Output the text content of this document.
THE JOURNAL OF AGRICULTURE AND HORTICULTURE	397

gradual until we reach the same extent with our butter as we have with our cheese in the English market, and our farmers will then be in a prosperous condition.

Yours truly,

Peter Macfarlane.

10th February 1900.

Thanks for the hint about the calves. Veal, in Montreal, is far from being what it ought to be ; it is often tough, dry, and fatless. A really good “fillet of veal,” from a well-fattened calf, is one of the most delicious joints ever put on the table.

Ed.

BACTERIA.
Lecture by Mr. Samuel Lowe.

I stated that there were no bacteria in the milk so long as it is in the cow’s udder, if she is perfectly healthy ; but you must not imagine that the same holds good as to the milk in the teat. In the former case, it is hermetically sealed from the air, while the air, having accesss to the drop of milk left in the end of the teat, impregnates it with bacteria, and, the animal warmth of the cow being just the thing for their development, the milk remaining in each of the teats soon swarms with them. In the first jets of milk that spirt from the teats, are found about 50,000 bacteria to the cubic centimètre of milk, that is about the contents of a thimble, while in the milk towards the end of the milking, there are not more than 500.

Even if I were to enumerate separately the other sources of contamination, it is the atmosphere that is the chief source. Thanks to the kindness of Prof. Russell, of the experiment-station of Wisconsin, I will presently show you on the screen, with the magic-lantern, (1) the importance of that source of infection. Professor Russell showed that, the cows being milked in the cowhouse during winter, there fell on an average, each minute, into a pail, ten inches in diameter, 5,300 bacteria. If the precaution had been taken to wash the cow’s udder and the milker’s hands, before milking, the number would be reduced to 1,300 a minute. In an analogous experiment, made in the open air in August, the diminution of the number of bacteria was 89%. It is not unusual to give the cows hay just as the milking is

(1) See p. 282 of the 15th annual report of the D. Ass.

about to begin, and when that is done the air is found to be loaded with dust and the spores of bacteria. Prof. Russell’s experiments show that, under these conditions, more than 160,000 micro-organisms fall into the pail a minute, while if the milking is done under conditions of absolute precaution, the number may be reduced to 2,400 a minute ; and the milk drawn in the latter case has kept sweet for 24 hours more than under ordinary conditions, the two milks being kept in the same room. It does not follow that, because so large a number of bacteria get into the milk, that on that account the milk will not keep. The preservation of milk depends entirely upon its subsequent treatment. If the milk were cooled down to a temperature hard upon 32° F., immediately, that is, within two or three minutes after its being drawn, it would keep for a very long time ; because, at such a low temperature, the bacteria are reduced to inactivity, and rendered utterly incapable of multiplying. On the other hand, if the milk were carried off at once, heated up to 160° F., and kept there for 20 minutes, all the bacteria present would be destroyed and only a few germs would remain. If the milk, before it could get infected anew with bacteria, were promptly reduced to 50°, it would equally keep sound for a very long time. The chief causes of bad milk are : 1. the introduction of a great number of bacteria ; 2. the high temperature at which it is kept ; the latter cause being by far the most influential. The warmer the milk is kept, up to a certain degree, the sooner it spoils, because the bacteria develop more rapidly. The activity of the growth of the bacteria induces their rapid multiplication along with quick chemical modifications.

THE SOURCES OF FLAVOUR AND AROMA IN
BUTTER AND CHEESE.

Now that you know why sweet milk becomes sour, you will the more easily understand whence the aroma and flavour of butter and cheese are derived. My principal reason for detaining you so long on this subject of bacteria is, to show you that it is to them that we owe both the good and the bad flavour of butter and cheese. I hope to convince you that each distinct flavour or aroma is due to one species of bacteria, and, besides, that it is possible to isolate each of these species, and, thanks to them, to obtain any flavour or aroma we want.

• [Task details] Transcribe the data exactly.

• [Problem solution]
Output the text content of this document.
THE JOURNAL OF AGRICULTURE AND HORTICULTURE	397

gradual until we reach the same extent with our butter as we have with our cheese in the English market, and our farmers will then be in a prosperous condition.

Yours truly,

Peter Macfarlane.

10th February 1900.

Thanks for the hint about the calves. Veal, in Montreal, is far from being what it ought to be ; it is often tough, dry, and fatless. A really good “fillet of veal,” from a well-fattened calf, is one of the most delicious joints ever put on the table.

Ed.

BACTERIA.
Lecture by Mr. Samuel Lowe.

I stated that there were no bacteria in the milk so long as it is in the cow’s udder, if she is perfectly healthy ; but you must not imagine that the same holds good as to the milk in the teat. In the former case, it is hermetically sealed from the air, while the air, having accesss to the drop of milk left in the end of the teat, impregnates it with bacteria, and, the animal warmth of the cow being just the thing for their development, the milk remaining in each of the teats soon swarms with them. In the first jets of milk that spirt from the teats, are found about 50,000 bacteria to the cubic centimètre of milk, that is about the contents of a thimble, while in the milk towards the end of the milking, there are not more than 500.

Even if I were to enumerate separately the other sources of contamination, it is the atmosphere that is the chief source. Thanks to the kindness of Prof. Russell, of the experiment-station of Wisconsin, I will presently show you on the screen, with the magic-lantern, (1) the importance of that source of infection. Professor Russell showed that, the cows being milked in the cowhouse during winter, there fell on an average, each minute, into a pail, ten inches in diameter, 5,300 bacteria. If the precaution had been taken to wash the cow’s udder and the milker’s hands, before milking, the number would be reduced to 1,300 a minute. In an analogous experiment, made in the open air in August, the diminution of the number of bacteria was 89%. It is not unusual to give the cows hay just as the milking is

(1) See p. 282 of the 15th annual report of the D. Ass.

about to begin, and when that is done the air is found to be loaded with dust and the spores of bacteria. Prof. Russell’s experiments show that, under these conditions, more than 160,000 micro-organisms fall into the pail a minute, while if the milking is done under conditions of absolute precaution, the number may be reduced to 2,400 a minute ; and the milk drawn in the latter case has kept sweet for 24 hours more than under ordinary conditions, the two milks being kept in the same room. It does not follow that, because so large a number of bacteria get into the milk, that on that account the milk will not keep. The preservation of milk depends entirely upon its subsequent treatment. If the milk were cooled down to a temperature hard upon 32° F., immediately, that is, within two or three minutes after its being drawn, it would keep for a very long time ; because, at such a low temperature, the bacteria are reduced to inactivity, and rendered utterly incapable of multiplying. On the other hand, if the milk were carried off at once, heated up to 160° F., and kept there for 20 minutes, all the bacteria present would be destroyed and only a few germs would remain. If the milk, before it could get infected anew with bacteria, were promptly reduced to 50°, it would equally keep sound for a very long time. The chief causes of bad milk are : 1. the introduction of a great number of bacteria ; 2. the high temperature at which it is kept ; the latter cause being by far the most influential. The warmer the milk is kept, up to a certain degree, the sooner it spoils, because the bacteria develop more rapidly. The activity of the growth of the bacteria induces their rapid multiplication along with quick chemical modifications.

THE SOURCES OF FLAVOUR AND AROMA IN
BUTTER AND CHEESE.

Now that you know why sweet milk becomes sour, you will the more easily understand whence the aroma and flavour of butter and cheese are derived. My principal reason for detaining you so long on this subject of bacteria is, to show you that it is to them that we owe both the good and the bad flavour of butter and cheese. I hope to convince you that each distinct flavour or aroma is due to one species of bacteria, and, besides, that it is possible to isolate each of these species, and, thanks to them, to obtain any flavour or aroma we want.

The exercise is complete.